Dataset excerpts
>>>

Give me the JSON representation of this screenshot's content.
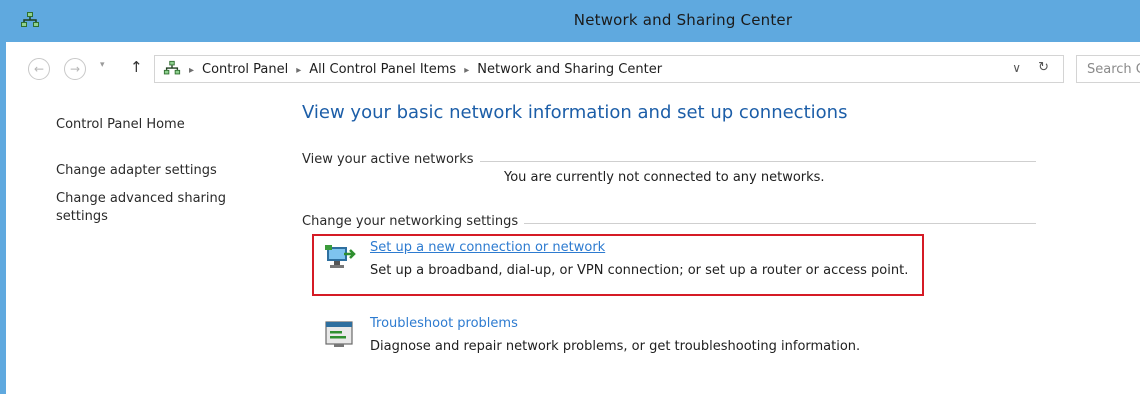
{
  "window": {
    "title": "Network and Sharing Center",
    "accent_color": "#5fa9df",
    "title_icon": "network-sharing-icon"
  },
  "navigation": {
    "back_icon": "back-arrow-icon",
    "forward_icon": "forward-arrow-icon",
    "recent_icon": "chevron-down-icon",
    "up_icon": "up-arrow-icon",
    "breadcrumbs": [
      "Control Panel",
      "All Control Panel Items",
      "Network and Sharing Center"
    ],
    "refresh_icon": "refresh-icon",
    "search_placeholder": "Search C"
  },
  "sidebar": {
    "items": [
      {
        "label": "Control Panel Home"
      },
      {
        "label": "Change adapter settings"
      },
      {
        "label": "Change advanced sharing settings"
      }
    ]
  },
  "main": {
    "title": "View your basic network information and set up connections",
    "active_networks": {
      "heading": "View your active networks",
      "status": "You are currently not connected to any networks."
    },
    "networking_settings": {
      "heading": "Change your networking settings",
      "tasks": [
        {
          "link": "Set up a new connection or network",
          "description": "Set up a broadband, dial-up, or VPN connection; or set up a router or access point.",
          "icon": "new-connection-icon",
          "highlighted": true,
          "highlight_color": "#d51b25"
        },
        {
          "link": "Troubleshoot problems",
          "description": "Diagnose and repair network problems, or get troubleshooting information.",
          "icon": "troubleshoot-icon",
          "highlighted": false
        }
      ]
    }
  }
}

<<<

AIM OF THE EXERCISE:
Count up the lines in the listing that hold the word "Control", and give that number only.

SOLUTION TO THIS TASK:
3